* Short problem:
Leave out the pictures and copy every record exactly.

— START OF Recorded data —

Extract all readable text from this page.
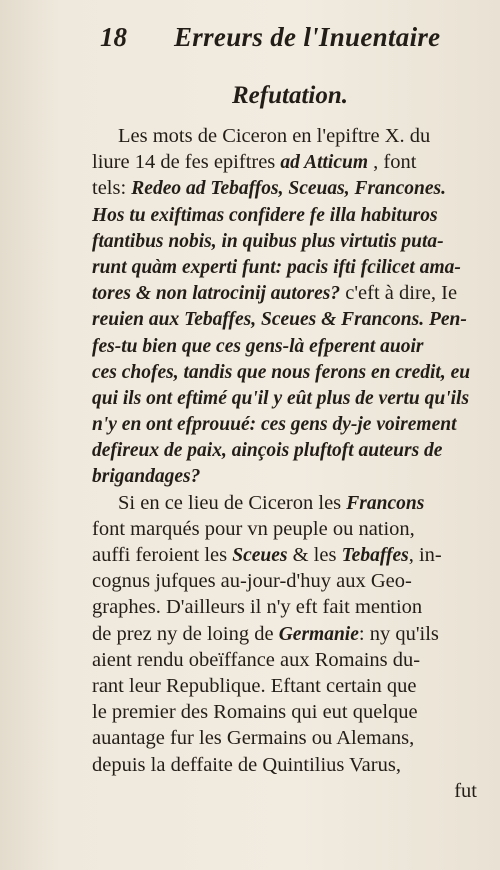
18 Erreurs de l'Inuentaire
Refutation.
Les mots de Ciceron en l'epiftre X. du
liure 14 de fes epiftres ad Atticum , font
tels: Redeo ad Tebaffos, Sceuas, Francones.
Hos tu exiftimas confidere fe illa habituros
ftantibus nobis, in quibus plus virtutis puta-
runt quàm experti funt: pacis ifti fcilicet ama-
tores & non latrocinij autores? c'eft à dire, Ie
reuien aux Tebaffes, Sceues & Francons. Pen-
fes-tu bien que ces gens-là efperent auoir
ces chofes, tandis que nous ferons en credit, eu
qui ils ont eftimé qu'il y eût plus de vertu qu'ils
n'y en ont efprouué: ces gens dy-je voirement
defireux de paix, ainçois pluftoft auteurs de
brigandages?
Si en ce lieu de Ciceron les Francons
font marqués pour vn peuple ou nation,
auffi feroient les Sceues & les Tebaffes, in-
cognus jufques au-jour-d'huy aux Geo-
graphes. D'ailleurs il n'y eft fait mention
de prez ny de loing de Germanie: ny qu'ils
aient rendu obeïffance aux Romains du-
rant leur Republique. Eftant certain que
le premier des Romains qui eut quelque
auantage fur les Germains ou Alemans,
depuis la deffaite de Quintilius Varus,
fut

— END OF Recorded data —

* Task output:
Extract all readable text from this page.
18 Erreurs de l'Inuentaire
Refutation.
Les mots de Ciceron en l'epiftre X. du
liure 14 de fes epiftres ad Atticum , font
tels: Redeo ad Tebaffos, Sceuas, Francones.
Hos tu exiftimas confidere fe illa habituros
ftantibus nobis, in quibus plus virtutis puta-
runt quàm experti funt: pacis ifti fcilicet ama-
tores & non latrocinij autores? c'eft à dire, Ie
reuien aux Tebaffes, Sceues & Francons. Pen-
fes-tu bien que ces gens-là efperent auoir
ces chofes, tandis que nous ferons en credit, eu
qui ils ont eftimé qu'il y eût plus de vertu qu'ils
n'y en ont efprouué: ces gens dy-je voirement
defireux de paix, ainçois pluftoft auteurs de
brigandages?
Si en ce lieu de Ciceron les Francons
font marqués pour vn peuple ou nation,
auffi feroient les Sceues & les Tebaffes, in-
cognus jufques au-jour-d'huy aux Geo-
graphes. D'ailleurs il n'y eft fait mention
de prez ny de loing de Germanie: ny qu'ils
aient rendu obeïffance aux Romains du-
rant leur Republique. Eftant certain que
le premier des Romains qui eut quelque
auantage fur les Germains ou Alemans,
depuis la deffaite de Quintilius Varus,
fut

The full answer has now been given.